What is asked - Copy out every line in the entries below that includes "SAXO".

☆ ☆ ☆

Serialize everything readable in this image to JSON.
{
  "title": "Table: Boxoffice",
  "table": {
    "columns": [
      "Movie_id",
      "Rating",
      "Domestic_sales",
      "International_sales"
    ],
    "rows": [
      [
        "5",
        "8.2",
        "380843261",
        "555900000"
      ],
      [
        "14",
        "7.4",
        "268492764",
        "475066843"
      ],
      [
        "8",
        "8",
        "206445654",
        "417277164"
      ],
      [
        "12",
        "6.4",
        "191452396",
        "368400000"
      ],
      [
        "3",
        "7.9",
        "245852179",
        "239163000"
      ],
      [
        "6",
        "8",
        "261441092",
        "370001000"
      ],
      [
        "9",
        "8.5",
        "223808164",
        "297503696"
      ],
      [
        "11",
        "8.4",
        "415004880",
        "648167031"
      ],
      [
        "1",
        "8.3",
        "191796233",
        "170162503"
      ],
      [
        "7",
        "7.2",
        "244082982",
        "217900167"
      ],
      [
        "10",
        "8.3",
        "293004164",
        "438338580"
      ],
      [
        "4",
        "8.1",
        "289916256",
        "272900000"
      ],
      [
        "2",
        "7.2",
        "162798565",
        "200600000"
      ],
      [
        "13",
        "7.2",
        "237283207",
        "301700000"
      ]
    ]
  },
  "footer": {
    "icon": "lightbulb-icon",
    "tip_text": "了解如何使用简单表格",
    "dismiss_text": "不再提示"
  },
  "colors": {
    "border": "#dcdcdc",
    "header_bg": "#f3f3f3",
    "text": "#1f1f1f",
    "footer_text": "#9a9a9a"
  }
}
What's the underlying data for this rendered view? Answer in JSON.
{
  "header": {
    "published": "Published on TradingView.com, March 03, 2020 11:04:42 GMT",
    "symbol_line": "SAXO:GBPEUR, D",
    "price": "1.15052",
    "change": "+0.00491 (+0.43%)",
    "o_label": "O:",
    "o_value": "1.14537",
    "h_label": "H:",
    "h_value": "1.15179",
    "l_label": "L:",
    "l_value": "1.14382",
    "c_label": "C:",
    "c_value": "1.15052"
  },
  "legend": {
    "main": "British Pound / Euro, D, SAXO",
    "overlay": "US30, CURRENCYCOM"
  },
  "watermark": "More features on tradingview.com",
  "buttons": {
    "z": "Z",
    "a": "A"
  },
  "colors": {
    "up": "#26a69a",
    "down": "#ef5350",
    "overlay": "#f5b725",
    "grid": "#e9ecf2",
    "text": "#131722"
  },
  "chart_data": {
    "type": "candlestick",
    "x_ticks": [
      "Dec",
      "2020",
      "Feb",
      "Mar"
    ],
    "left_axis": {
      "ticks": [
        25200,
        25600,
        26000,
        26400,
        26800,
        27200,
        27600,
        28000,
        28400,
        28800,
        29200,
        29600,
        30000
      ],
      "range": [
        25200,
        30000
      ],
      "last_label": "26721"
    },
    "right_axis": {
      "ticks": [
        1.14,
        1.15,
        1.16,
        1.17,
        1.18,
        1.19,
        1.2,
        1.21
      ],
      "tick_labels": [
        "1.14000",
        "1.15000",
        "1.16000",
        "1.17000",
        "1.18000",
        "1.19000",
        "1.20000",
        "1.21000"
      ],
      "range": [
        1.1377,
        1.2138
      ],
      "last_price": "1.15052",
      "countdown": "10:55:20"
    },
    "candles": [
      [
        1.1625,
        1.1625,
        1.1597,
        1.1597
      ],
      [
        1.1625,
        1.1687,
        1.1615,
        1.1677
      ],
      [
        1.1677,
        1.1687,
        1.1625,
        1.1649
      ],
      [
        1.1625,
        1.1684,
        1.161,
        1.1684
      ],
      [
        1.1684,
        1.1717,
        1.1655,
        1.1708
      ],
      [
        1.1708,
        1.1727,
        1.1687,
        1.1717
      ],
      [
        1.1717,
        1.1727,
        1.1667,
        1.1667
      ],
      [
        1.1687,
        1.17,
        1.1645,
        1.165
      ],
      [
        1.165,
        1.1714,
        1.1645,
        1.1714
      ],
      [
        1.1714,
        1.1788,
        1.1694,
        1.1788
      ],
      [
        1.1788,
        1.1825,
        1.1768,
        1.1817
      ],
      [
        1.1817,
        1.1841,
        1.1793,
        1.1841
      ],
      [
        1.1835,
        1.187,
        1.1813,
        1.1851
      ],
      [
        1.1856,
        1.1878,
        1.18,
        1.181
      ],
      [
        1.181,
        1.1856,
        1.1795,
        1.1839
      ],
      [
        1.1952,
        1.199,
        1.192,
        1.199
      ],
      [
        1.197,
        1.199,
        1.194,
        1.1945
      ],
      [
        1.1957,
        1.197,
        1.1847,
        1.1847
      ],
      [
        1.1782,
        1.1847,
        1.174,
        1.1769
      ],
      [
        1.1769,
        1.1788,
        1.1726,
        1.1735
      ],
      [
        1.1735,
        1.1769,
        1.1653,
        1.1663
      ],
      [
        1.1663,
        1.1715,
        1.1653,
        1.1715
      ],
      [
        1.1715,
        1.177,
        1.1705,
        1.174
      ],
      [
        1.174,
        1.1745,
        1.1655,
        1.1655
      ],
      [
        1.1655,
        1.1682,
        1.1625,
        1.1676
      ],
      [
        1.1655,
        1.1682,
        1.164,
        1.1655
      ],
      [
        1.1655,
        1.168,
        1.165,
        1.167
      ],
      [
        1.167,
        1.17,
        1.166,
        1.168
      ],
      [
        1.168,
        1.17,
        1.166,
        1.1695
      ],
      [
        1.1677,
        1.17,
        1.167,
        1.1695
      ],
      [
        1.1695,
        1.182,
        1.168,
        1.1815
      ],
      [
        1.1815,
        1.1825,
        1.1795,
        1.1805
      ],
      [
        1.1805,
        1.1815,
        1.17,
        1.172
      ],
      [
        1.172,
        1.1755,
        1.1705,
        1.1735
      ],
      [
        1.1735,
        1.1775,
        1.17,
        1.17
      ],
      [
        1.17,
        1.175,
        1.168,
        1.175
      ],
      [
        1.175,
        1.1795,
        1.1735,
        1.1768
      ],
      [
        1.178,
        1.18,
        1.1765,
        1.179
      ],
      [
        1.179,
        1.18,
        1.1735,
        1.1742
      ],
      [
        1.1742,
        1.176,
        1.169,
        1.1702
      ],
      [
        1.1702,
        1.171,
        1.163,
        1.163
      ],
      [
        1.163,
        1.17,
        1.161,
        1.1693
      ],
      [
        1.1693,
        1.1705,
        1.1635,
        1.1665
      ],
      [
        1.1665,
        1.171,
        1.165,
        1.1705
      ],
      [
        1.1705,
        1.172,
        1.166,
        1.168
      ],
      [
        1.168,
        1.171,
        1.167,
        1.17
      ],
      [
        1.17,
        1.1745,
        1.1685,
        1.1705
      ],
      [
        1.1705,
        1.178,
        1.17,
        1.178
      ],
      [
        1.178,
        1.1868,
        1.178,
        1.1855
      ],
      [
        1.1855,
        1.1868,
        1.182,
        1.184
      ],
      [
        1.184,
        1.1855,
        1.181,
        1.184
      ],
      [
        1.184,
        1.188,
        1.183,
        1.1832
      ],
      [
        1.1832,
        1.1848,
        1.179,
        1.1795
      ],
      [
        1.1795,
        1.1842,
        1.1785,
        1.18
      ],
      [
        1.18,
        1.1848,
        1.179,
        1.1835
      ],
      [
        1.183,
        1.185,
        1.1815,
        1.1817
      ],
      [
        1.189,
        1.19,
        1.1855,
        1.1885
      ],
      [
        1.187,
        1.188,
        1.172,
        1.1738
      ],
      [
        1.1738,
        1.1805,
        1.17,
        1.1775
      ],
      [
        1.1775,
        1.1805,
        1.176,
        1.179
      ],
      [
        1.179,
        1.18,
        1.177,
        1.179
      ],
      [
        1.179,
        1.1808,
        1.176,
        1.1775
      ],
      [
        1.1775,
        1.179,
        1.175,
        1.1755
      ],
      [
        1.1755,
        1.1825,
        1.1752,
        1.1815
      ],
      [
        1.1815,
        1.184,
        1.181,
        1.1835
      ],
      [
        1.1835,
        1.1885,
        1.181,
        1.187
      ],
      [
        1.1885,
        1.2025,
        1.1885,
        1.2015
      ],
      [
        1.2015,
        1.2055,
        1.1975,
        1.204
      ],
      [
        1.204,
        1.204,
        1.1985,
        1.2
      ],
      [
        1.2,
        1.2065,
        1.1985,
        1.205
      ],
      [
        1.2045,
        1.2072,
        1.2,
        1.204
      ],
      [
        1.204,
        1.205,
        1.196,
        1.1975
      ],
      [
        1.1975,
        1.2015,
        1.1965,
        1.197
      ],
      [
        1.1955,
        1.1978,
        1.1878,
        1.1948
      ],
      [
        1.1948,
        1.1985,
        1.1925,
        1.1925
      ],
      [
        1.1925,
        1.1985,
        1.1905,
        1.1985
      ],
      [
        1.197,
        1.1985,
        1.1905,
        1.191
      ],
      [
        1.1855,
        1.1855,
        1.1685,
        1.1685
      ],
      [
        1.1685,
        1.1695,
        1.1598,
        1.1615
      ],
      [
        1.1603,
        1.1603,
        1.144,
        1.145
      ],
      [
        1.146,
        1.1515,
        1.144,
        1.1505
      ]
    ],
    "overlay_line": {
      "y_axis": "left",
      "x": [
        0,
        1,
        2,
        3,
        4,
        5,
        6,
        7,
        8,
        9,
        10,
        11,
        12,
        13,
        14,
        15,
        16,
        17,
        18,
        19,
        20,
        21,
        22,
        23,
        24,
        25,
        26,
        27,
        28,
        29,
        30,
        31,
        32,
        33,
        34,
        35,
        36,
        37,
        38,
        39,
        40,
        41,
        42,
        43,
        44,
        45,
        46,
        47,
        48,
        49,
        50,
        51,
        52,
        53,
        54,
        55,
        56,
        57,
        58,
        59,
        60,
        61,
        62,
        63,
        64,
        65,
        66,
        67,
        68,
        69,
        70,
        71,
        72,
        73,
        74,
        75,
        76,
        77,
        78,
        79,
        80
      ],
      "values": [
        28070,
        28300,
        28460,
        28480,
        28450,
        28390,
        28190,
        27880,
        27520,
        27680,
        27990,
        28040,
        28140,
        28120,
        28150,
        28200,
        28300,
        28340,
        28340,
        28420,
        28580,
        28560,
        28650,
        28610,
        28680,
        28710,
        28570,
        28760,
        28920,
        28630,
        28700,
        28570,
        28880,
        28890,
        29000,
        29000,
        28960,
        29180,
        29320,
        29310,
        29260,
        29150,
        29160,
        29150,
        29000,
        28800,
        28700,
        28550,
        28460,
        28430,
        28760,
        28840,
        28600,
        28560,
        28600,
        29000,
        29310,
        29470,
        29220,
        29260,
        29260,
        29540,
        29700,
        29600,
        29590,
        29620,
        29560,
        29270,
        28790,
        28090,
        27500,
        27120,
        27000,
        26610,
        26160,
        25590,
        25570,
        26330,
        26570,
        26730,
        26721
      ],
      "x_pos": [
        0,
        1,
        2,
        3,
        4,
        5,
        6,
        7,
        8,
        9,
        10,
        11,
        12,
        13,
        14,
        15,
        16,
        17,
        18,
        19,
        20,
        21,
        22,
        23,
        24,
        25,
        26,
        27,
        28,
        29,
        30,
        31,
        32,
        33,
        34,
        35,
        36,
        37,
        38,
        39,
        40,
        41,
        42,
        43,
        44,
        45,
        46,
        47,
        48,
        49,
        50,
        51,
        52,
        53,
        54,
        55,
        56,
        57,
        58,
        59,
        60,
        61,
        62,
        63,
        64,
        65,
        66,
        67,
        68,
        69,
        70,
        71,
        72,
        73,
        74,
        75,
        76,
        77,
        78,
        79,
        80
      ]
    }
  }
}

☆ ☆ ☆

Result of this exercise -
    "symbol_line": "SAXO:GBPEUR, D",
    "main": "British Pound / Euro, D, SAXO",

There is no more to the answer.